SET PROBLEM >> Here are some records; return them all exactly.

Records:
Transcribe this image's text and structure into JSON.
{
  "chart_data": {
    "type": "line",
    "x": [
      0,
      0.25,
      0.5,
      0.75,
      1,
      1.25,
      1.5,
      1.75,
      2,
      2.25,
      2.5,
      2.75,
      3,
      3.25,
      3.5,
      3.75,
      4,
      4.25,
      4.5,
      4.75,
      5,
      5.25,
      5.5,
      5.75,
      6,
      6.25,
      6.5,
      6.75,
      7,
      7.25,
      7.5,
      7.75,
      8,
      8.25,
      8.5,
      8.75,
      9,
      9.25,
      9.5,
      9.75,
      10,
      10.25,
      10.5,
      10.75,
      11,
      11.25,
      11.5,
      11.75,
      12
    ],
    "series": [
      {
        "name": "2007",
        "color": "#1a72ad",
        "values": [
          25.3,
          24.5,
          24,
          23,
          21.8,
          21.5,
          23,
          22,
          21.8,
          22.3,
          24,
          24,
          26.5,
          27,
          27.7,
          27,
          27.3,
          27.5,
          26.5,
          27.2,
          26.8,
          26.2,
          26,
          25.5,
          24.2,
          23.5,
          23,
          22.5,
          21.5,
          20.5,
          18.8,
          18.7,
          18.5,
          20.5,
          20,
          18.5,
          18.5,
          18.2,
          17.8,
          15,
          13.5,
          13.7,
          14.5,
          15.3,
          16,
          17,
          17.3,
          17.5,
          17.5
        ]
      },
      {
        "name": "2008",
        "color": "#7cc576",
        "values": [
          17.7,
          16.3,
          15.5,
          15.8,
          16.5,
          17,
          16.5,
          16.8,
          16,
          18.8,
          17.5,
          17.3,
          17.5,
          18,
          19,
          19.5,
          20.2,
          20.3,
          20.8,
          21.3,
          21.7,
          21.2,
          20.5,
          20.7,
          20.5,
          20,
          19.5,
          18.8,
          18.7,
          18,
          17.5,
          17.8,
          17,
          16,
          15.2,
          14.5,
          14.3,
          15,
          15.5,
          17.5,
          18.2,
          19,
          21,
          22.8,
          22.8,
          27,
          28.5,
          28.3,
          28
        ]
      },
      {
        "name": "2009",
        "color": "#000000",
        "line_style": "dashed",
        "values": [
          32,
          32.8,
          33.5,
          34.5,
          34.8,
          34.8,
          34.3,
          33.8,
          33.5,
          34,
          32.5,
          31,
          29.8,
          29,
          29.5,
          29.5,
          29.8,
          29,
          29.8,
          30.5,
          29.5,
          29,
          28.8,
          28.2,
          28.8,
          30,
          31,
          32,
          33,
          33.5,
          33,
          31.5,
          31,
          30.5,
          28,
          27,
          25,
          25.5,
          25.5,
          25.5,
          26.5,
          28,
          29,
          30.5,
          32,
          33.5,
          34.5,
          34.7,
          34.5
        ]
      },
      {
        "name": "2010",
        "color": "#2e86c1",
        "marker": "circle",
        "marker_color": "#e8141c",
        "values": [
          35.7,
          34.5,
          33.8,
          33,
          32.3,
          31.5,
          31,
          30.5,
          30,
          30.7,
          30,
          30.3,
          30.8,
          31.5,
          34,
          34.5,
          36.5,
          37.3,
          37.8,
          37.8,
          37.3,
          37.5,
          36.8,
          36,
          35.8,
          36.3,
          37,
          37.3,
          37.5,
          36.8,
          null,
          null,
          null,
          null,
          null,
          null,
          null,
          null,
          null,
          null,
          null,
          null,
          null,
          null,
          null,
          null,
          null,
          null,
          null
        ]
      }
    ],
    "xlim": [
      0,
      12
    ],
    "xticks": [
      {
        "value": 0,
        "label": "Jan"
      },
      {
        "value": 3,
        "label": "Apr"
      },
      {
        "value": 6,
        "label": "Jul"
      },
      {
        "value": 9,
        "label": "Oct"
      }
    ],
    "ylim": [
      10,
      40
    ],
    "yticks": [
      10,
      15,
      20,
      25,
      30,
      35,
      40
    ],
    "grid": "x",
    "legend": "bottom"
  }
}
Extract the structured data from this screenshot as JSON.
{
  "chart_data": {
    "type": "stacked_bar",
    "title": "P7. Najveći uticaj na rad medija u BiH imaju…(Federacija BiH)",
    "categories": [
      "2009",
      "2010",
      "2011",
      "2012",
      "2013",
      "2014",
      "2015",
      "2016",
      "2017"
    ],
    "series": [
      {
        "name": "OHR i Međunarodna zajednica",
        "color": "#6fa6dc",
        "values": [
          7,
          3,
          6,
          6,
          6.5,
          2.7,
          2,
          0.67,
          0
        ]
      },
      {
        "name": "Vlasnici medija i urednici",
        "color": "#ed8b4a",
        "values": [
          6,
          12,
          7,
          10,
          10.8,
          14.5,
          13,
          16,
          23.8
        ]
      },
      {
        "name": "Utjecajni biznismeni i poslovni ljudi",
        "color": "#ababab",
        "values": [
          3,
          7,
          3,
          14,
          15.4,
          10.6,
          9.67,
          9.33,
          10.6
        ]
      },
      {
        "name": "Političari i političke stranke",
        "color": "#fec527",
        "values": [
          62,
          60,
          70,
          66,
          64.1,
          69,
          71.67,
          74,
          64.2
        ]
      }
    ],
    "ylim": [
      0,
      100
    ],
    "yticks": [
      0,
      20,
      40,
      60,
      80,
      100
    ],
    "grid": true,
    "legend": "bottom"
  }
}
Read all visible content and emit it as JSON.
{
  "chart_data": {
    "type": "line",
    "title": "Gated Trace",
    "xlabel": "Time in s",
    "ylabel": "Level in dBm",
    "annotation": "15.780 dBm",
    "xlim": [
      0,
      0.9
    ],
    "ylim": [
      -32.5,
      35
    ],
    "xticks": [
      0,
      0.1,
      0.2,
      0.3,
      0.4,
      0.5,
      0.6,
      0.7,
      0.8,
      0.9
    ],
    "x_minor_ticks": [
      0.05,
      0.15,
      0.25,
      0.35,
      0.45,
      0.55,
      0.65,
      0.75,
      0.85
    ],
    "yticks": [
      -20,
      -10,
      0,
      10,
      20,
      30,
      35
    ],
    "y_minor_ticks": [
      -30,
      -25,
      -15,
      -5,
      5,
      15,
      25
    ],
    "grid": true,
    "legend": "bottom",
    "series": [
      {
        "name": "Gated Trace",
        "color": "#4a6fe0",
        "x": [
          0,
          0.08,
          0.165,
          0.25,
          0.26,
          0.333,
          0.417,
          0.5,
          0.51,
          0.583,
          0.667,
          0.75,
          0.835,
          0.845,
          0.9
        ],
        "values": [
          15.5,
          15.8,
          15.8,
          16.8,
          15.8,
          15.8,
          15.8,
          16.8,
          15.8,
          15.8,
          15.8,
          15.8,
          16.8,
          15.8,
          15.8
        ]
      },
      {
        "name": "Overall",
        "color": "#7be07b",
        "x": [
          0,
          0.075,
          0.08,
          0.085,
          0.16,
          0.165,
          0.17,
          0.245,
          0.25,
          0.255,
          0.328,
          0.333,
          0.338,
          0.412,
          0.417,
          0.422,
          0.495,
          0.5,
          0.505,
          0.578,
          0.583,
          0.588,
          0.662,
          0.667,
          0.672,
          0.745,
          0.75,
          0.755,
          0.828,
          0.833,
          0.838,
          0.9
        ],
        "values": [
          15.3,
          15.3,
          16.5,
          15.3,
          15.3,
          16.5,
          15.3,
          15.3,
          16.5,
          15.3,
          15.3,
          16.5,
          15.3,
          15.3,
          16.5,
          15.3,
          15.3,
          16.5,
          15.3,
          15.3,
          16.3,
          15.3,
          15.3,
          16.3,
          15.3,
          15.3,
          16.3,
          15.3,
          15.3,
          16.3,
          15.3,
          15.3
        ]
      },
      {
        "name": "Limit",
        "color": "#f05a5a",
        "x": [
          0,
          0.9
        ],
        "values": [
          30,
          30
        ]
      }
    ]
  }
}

EXERCISE RESULT >>
Transcribe this image's text and structure into JSON.
{
  "chart_data": {
    "type": "line",
    "x": [
      0,
      0.25,
      0.5,
      0.75,
      1,
      1.25,
      1.5,
      1.75,
      2,
      2.25,
      2.5,
      2.75,
      3,
      3.25,
      3.5,
      3.75,
      4,
      4.25,
      4.5,
      4.75,
      5,
      5.25,
      5.5,
      5.75,
      6,
      6.25,
      6.5,
      6.75,
      7,
      7.25,
      7.5,
      7.75,
      8,
      8.25,
      8.5,
      8.75,
      9,
      9.25,
      9.5,
      9.75,
      10,
      10.25,
      10.5,
      10.75,
      11,
      11.25,
      11.5,
      11.75,
      12
    ],
    "series": [
      {
        "name": "2007",
        "color": "#1a72ad",
        "values": [
          25.3,
          24.5,
          24,
          23,
          21.8,
          21.5,
          23,
          22,
          21.8,
          22.3,
          24,
          24,
          26.5,
          27,
          27.7,
          27,
          27.3,
          27.5,
          26.5,
          27.2,
          26.8,
          26.2,
          26,
          25.5,
          24.2,
          23.5,
          23,
          22.5,
          21.5,
          20.5,
          18.8,
          18.7,
          18.5,
          20.5,
          20,
          18.5,
          18.5,
          18.2,
          17.8,
          15,
          13.5,
          13.7,
          14.5,
          15.3,
          16,
          17,
          17.3,
          17.5,
          17.5
        ]
      },
      {
        "name": "2008",
        "color": "#7cc576",
        "values": [
          17.7,
          16.3,
          15.5,
          15.8,
          16.5,
          17,
          16.5,
          16.8,
          16,
          18.8,
          17.5,
          17.3,
          17.5,
          18,
          19,
          19.5,
          20.2,
          20.3,
          20.8,
          21.3,
          21.7,
          21.2,
          20.5,
          20.7,
          20.5,
          20,
          19.5,
          18.8,
          18.7,
          18,
          17.5,
          17.8,
          17,
          16,
          15.2,
          14.5,
          14.3,
          15,
          15.5,
          17.5,
          18.2,
          19,
          21,
          22.8,
          22.8,
          27,
          28.5,
          28.3,
          28
        ]
      },
      {
        "name": "2009",
        "color": "#000000",
        "line_style": "dashed",
        "values": [
          32,
          32.8,
          33.5,
          34.5,
          34.8,
          34.8,
          34.3,
          33.8,
          33.5,
          34,
          32.5,
          31,
          29.8,
          29,
          29.5,
          29.5,
          29.8,
          29,
          29.8,
          30.5,
          29.5,
          29,
          28.8,
          28.2,
          28.8,
          30,
          31,
          32,
          33,
          33.5,
          33,
          31.5,
          31,
          30.5,
          28,
          27,
          25,
          25.5,
          25.5,
          25.5,
          26.5,
          28,
          29,
          30.5,
          32,
          33.5,
          34.5,
          34.7,
          34.5
        ]
      },
      {
        "name": "2010",
        "color": "#2e86c1",
        "marker": "circle",
        "marker_color": "#e8141c",
        "values": [
          35.7,
          34.5,
          33.8,
          33,
          32.3,
          31.5,
          31,
          30.5,
          30,
          30.7,
          30,
          30.3,
          30.8,
          31.5,
          34,
          34.5,
          36.5,
          37.3,
          37.8,
          37.8,
          37.3,
          37.5,
          36.8,
          36,
          35.8,
          36.3,
          37,
          37.3,
          37.5,
          36.8,
          null,
          null,
          null,
          null,
          null,
          null,
          null,
          null,
          null,
          null,
          null,
          null,
          null,
          null,
          null,
          null,
          null,
          null,
          null
        ]
      }
    ],
    "xlim": [
      0,
      12
    ],
    "xticks": [
      {
        "value": 0,
        "label": "Jan"
      },
      {
        "value": 3,
        "label": "Apr"
      },
      {
        "value": 6,
        "label": "Jul"
      },
      {
        "value": 9,
        "label": "Oct"
      }
    ],
    "ylim": [
      10,
      40
    ],
    "yticks": [
      10,
      15,
      20,
      25,
      30,
      35,
      40
    ],
    "grid": "x",
    "legend": "bottom"
  }
}
Extract the structured data from this screenshot as JSON.
{
  "chart_data": {
    "type": "stacked_bar",
    "title": "P7. Najveći uticaj na rad medija u BiH imaju…(Federacija BiH)",
    "categories": [
      "2009",
      "2010",
      "2011",
      "2012",
      "2013",
      "2014",
      "2015",
      "2016",
      "2017"
    ],
    "series": [
      {
        "name": "OHR i Međunarodna zajednica",
        "color": "#6fa6dc",
        "values": [
          7,
          3,
          6,
          6,
          6.5,
          2.7,
          2,
          0.67,
          0
        ]
      },
      {
        "name": "Vlasnici medija i urednici",
        "color": "#ed8b4a",
        "values": [
          6,
          12,
          7,
          10,
          10.8,
          14.5,
          13,
          16,
          23.8
        ]
      },
      {
        "name": "Utjecajni biznismeni i poslovni ljudi",
        "color": "#ababab",
        "values": [
          3,
          7,
          3,
          14,
          15.4,
          10.6,
          9.67,
          9.33,
          10.6
        ]
      },
      {
        "name": "Političari i političke stranke",
        "color": "#fec527",
        "values": [
          62,
          60,
          70,
          66,
          64.1,
          69,
          71.67,
          74,
          64.2
        ]
      }
    ],
    "ylim": [
      0,
      100
    ],
    "yticks": [
      0,
      20,
      40,
      60,
      80,
      100
    ],
    "grid": true,
    "legend": "bottom"
  }
}
Read all visible content and emit it as JSON.
{
  "chart_data": {
    "type": "line",
    "title": "Gated Trace",
    "xlabel": "Time in s",
    "ylabel": "Level in dBm",
    "annotation": "15.780 dBm",
    "xlim": [
      0,
      0.9
    ],
    "ylim": [
      -32.5,
      35
    ],
    "xticks": [
      0,
      0.1,
      0.2,
      0.3,
      0.4,
      0.5,
      0.6,
      0.7,
      0.8,
      0.9
    ],
    "x_minor_ticks": [
      0.05,
      0.15,
      0.25,
      0.35,
      0.45,
      0.55,
      0.65,
      0.75,
      0.85
    ],
    "yticks": [
      -20,
      -10,
      0,
      10,
      20,
      30,
      35
    ],
    "y_minor_ticks": [
      -30,
      -25,
      -15,
      -5,
      5,
      15,
      25
    ],
    "grid": true,
    "legend": "bottom",
    "series": [
      {
        "name": "Gated Trace",
        "color": "#4a6fe0",
        "x": [
          0,
          0.08,
          0.165,
          0.25,
          0.26,
          0.333,
          0.417,
          0.5,
          0.51,
          0.583,
          0.667,
          0.75,
          0.835,
          0.845,
          0.9
        ],
        "values": [
          15.5,
          15.8,
          15.8,
          16.8,
          15.8,
          15.8,
          15.8,
          16.8,
          15.8,
          15.8,
          15.8,
          15.8,
          16.8,
          15.8,
          15.8
        ]
      },
      {
        "name": "Overall",
        "color": "#7be07b",
        "x": [
          0,
          0.075,
          0.08,
          0.085,
          0.16,
          0.165,
          0.17,
          0.245,
          0.25,
          0.255,
          0.328,
          0.333,
          0.338,
          0.412,
          0.417,
          0.422,
          0.495,
          0.5,
          0.505,
          0.578,
          0.583,
          0.588,
          0.662,
          0.667,
          0.672,
          0.745,
          0.75,
          0.755,
          0.828,
          0.833,
          0.838,
          0.9
        ],
        "values": [
          15.3,
          15.3,
          16.5,
          15.3,
          15.3,
          16.5,
          15.3,
          15.3,
          16.5,
          15.3,
          15.3,
          16.5,
          15.3,
          15.3,
          16.5,
          15.3,
          15.3,
          16.5,
          15.3,
          15.3,
          16.3,
          15.3,
          15.3,
          16.3,
          15.3,
          15.3,
          16.3,
          15.3,
          15.3,
          16.3,
          15.3,
          15.3
        ]
      },
      {
        "name": "Limit",
        "color": "#f05a5a",
        "x": [
          0,
          0.9
        ],
        "values": [
          30,
          30
        ]
      }
    ]
  }
}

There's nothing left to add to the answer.